• _Listing_
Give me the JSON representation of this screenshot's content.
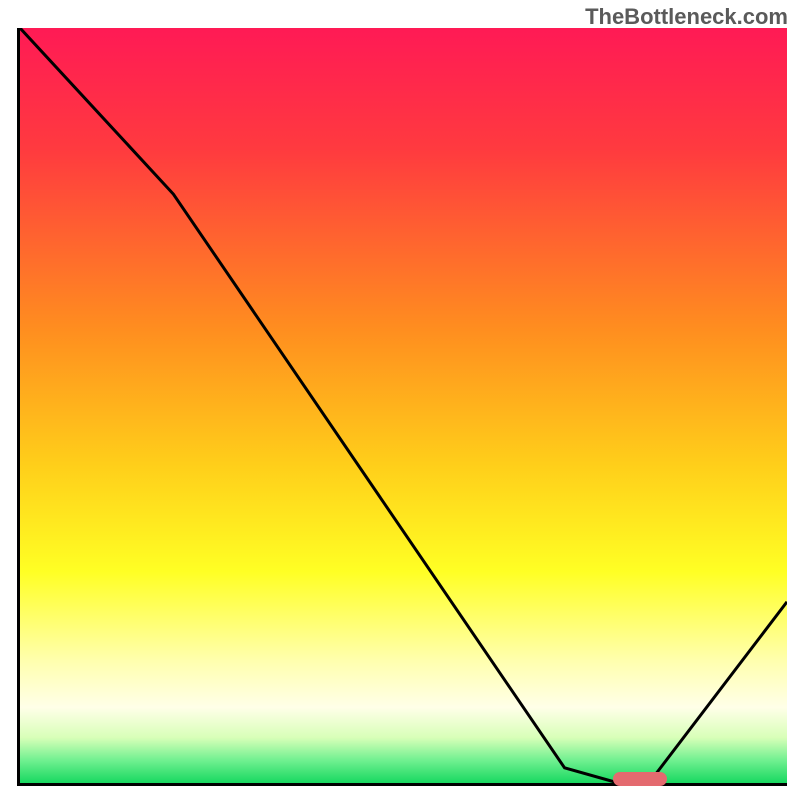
{
  "watermark": "TheBottleneck.com",
  "chart_data": {
    "type": "line",
    "title": "",
    "xlabel": "",
    "ylabel": "",
    "xlim": [
      0,
      100
    ],
    "ylim": [
      0,
      100
    ],
    "grid": false,
    "legend": false,
    "series": [
      {
        "name": "curve",
        "x": [
          0,
          20,
          71,
          78,
          82,
          100
        ],
        "values": [
          100,
          78,
          2,
          0,
          0,
          24
        ]
      }
    ],
    "marker": {
      "x_start": 77,
      "x_end": 84,
      "y": 0.5,
      "color": "#e46a6f"
    },
    "gradient_stops": [
      {
        "offset": 0,
        "color": "#ff1a55"
      },
      {
        "offset": 16,
        "color": "#ff3a3f"
      },
      {
        "offset": 40,
        "color": "#ff8e1f"
      },
      {
        "offset": 58,
        "color": "#ffcf1a"
      },
      {
        "offset": 72,
        "color": "#ffff24"
      },
      {
        "offset": 84,
        "color": "#ffffb0"
      },
      {
        "offset": 90,
        "color": "#ffffe8"
      },
      {
        "offset": 94,
        "color": "#d8ffb8"
      },
      {
        "offset": 97,
        "color": "#70f090"
      },
      {
        "offset": 100,
        "color": "#18d860"
      }
    ]
  }
}
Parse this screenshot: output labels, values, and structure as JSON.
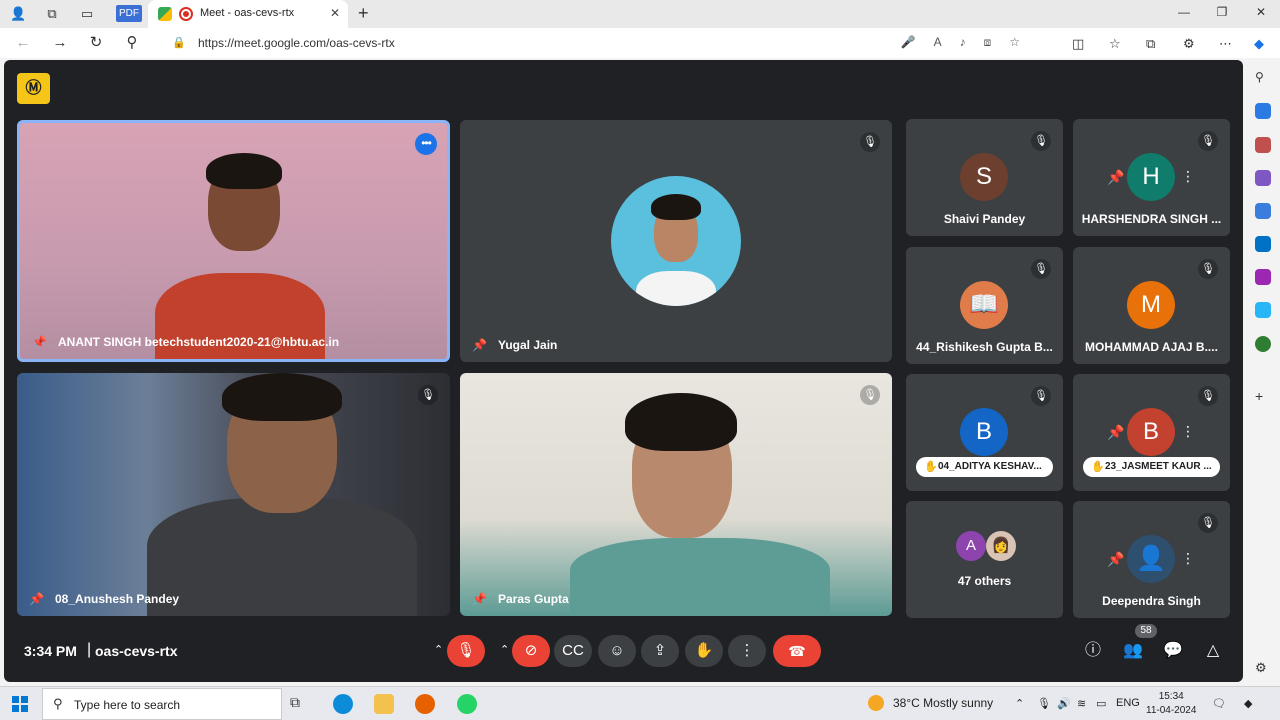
{
  "browser": {
    "pdf_tab_label": "PDF",
    "active_tab_title": "Meet - oas-cevs-rtx",
    "url": "https://meet.google.com/oas-cevs-rtx"
  },
  "meet": {
    "logo_glyph": "Ⓜ",
    "time": "3:34 PM",
    "separator": "|",
    "meeting_code": "oas-cevs-rtx",
    "people_count": "58",
    "main_tiles": [
      {
        "name": "ANANT SINGH betechstudent2020-21@hbtu.ac.in"
      },
      {
        "name": "Yugal Jain"
      },
      {
        "name": "08_Anushesh Pandey"
      },
      {
        "name": "Paras Gupta"
      }
    ],
    "side_tiles": [
      {
        "name": "Shaivi Pandey",
        "initial": "S",
        "color": "#6d3f2f"
      },
      {
        "name": "HARSHENDRA SINGH ...",
        "initial": "H",
        "color": "#0f7c6c"
      },
      {
        "name": "44_Rishikesh Gupta B...",
        "initial": "",
        "color": "#e07b4a"
      },
      {
        "name": "MOHAMMAD AJAJ B....",
        "initial": "M",
        "color": "#e8710a"
      },
      {
        "name": "04_ADITYA KESHAV...",
        "initial": "B",
        "color": "#1366c6"
      },
      {
        "name": "23_JASMEET KAUR ...",
        "initial": "B",
        "color": "#c2412f"
      },
      {
        "name": "47 others",
        "initial": "A",
        "color": "#8e44ad"
      },
      {
        "name": "Deependra Singh",
        "initial": "",
        "color": "#2f4f6f"
      }
    ]
  },
  "taskbar": {
    "search_placeholder": "Type here to search",
    "weather": "38°C  Mostly sunny",
    "lang": "ENG",
    "time": "15:34",
    "date": "11-04-2024"
  },
  "icons": [
    "search-icon",
    "pin-icon",
    "mic-off-icon",
    "camera-off-icon",
    "captions-icon",
    "emoji-icon",
    "present-icon",
    "raise-hand-icon",
    "more-icon",
    "end-call-icon",
    "info-icon",
    "people-icon",
    "chat-icon",
    "activities-icon"
  ]
}
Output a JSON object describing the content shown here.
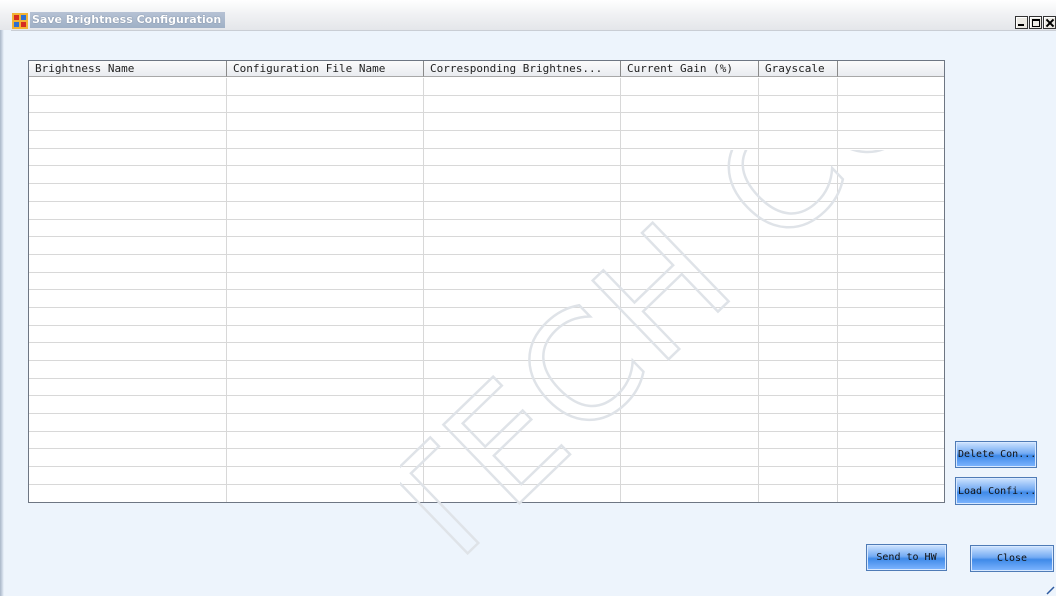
{
  "window": {
    "title": "Save Brightness Configuration"
  },
  "table": {
    "columns": [
      "Brightness Name",
      "Configuration File Name",
      "Corresponding Brightnes...",
      "Current Gain (%)",
      "Grayscale",
      ""
    ],
    "row_count": 24
  },
  "watermark": {
    "text": "TECH CO., LTD"
  },
  "buttons": {
    "delete_config": "Delete Con...",
    "load_config": "Load Confi...",
    "send_to_hw": "Send to HW",
    "close": "Close"
  },
  "colors": {
    "background": "#edf4fc",
    "button_blue": "#5d9cf0"
  }
}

• _Problem requirements_
All of the data above should be transcribed verbatim, with pictures omitted.

• _Exercise output_
Give me the JSON representation of this screenshot's content.
{
  "watermark": "TheBottleneck.com",
  "chart_data": {
    "type": "line",
    "title": "",
    "xlabel": "",
    "ylabel": "",
    "xlim": [
      0,
      100
    ],
    "ylim": [
      0,
      100
    ],
    "grid": false,
    "legend": false,
    "series": [
      {
        "name": "curve",
        "x": [
          0,
          20,
          71,
          78,
          82,
          100
        ],
        "values": [
          100,
          78,
          2,
          0,
          0,
          24
        ]
      }
    ],
    "marker": {
      "x_start": 77,
      "x_end": 84,
      "y": 0.5,
      "color": "#e46a6f"
    },
    "gradient_stops": [
      {
        "offset": 0,
        "color": "#ff1a55"
      },
      {
        "offset": 16,
        "color": "#ff3a3f"
      },
      {
        "offset": 40,
        "color": "#ff8e1f"
      },
      {
        "offset": 58,
        "color": "#ffcf1a"
      },
      {
        "offset": 72,
        "color": "#ffff24"
      },
      {
        "offset": 84,
        "color": "#ffffb0"
      },
      {
        "offset": 90,
        "color": "#ffffe8"
      },
      {
        "offset": 94,
        "color": "#d8ffb8"
      },
      {
        "offset": 97,
        "color": "#70f090"
      },
      {
        "offset": 100,
        "color": "#18d860"
      }
    ]
  }
}
Parse this screenshot: output labels, values, and structure as JSON.
{
  "browser": {
    "pdf_tab_label": "PDF",
    "active_tab_title": "Meet - oas-cevs-rtx",
    "url": "https://meet.google.com/oas-cevs-rtx"
  },
  "meet": {
    "logo_glyph": "Ⓜ",
    "time": "3:34 PM",
    "separator": "|",
    "meeting_code": "oas-cevs-rtx",
    "people_count": "58",
    "main_tiles": [
      {
        "name": "ANANT SINGH betechstudent2020-21@hbtu.ac.in"
      },
      {
        "name": "Yugal Jain"
      },
      {
        "name": "08_Anushesh Pandey"
      },
      {
        "name": "Paras Gupta"
      }
    ],
    "side_tiles": [
      {
        "name": "Shaivi Pandey",
        "initial": "S",
        "color": "#6d3f2f"
      },
      {
        "name": "HARSHENDRA SINGH ...",
        "initial": "H",
        "color": "#0f7c6c"
      },
      {
        "name": "44_Rishikesh Gupta B...",
        "initial": "",
        "color": "#e07b4a"
      },
      {
        "name": "MOHAMMAD AJAJ B....",
        "initial": "M",
        "color": "#e8710a"
      },
      {
        "name": "04_ADITYA KESHAV...",
        "initial": "B",
        "color": "#1366c6"
      },
      {
        "name": "23_JASMEET KAUR ...",
        "initial": "B",
        "color": "#c2412f"
      },
      {
        "name": "47 others",
        "initial": "A",
        "color": "#8e44ad"
      },
      {
        "name": "Deependra Singh",
        "initial": "",
        "color": "#2f4f6f"
      }
    ]
  },
  "taskbar": {
    "search_placeholder": "Type here to search",
    "weather": "38°C  Mostly sunny",
    "lang": "ENG",
    "time": "15:34",
    "date": "11-04-2024"
  },
  "icons": [
    "search-icon",
    "pin-icon",
    "mic-off-icon",
    "camera-off-icon",
    "captions-icon",
    "emoji-icon",
    "present-icon",
    "raise-hand-icon",
    "more-icon",
    "end-call-icon",
    "info-icon",
    "people-icon",
    "chat-icon",
    "activities-icon"
  ]
}
Output a JSON object describing the content shown here.
{
  "window": {
    "title": "Save Brightness Configuration"
  },
  "table": {
    "columns": [
      "Brightness Name",
      "Configuration File Name",
      "Corresponding Brightnes...",
      "Current Gain (%)",
      "Grayscale",
      ""
    ],
    "row_count": 24
  },
  "watermark": {
    "text": "TECH CO., LTD"
  },
  "buttons": {
    "delete_config": "Delete Con...",
    "load_config": "Load Confi...",
    "send_to_hw": "Send to HW",
    "close": "Close"
  },
  "colors": {
    "background": "#edf4fc",
    "button_blue": "#5d9cf0"
  }
}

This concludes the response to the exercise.